:: EXERCISE GOAL ::
Find all the lines with "التالي" and gather them.

Extracted data entries
^^^^

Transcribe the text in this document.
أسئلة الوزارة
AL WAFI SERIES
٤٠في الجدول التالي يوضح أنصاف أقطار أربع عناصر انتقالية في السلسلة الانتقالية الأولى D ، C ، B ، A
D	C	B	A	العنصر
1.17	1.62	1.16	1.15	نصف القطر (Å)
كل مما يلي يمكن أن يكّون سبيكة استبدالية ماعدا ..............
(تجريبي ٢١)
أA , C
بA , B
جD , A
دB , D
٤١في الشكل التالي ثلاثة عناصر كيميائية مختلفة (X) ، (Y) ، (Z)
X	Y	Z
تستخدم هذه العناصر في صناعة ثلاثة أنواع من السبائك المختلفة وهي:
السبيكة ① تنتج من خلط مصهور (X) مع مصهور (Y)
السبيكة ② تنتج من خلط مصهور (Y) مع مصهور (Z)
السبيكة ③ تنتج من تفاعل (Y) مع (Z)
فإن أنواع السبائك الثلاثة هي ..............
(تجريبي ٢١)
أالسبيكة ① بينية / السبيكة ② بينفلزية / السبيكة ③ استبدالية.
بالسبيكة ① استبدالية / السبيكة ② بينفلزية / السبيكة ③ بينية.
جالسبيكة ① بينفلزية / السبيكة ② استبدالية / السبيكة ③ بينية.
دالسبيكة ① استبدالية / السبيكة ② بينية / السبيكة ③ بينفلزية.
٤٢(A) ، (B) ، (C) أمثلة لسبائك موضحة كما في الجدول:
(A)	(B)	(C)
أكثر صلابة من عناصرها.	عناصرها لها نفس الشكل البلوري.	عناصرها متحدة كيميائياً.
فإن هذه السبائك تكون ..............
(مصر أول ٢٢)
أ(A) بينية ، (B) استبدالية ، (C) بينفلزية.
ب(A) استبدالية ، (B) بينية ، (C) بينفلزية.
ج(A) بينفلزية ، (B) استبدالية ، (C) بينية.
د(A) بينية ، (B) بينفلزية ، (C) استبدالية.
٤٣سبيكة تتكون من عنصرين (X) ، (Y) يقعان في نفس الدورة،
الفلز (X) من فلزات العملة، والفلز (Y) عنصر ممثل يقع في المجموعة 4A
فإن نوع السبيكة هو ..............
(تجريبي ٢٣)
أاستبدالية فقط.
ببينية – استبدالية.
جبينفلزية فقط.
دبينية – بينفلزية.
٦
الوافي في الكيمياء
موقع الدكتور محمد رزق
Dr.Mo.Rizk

^^^^

:: TASK RESPONSE ::
٤٠في الجدول التالي يوضح أنصاف أقطار أربع عناصر انتقالية في السلسلة الانتقالية الأولى D ، C ، B ، A
٤١في الشكل التالي ثلاثة عناصر كيميائية مختلفة (X) ، (Y) ، (Z)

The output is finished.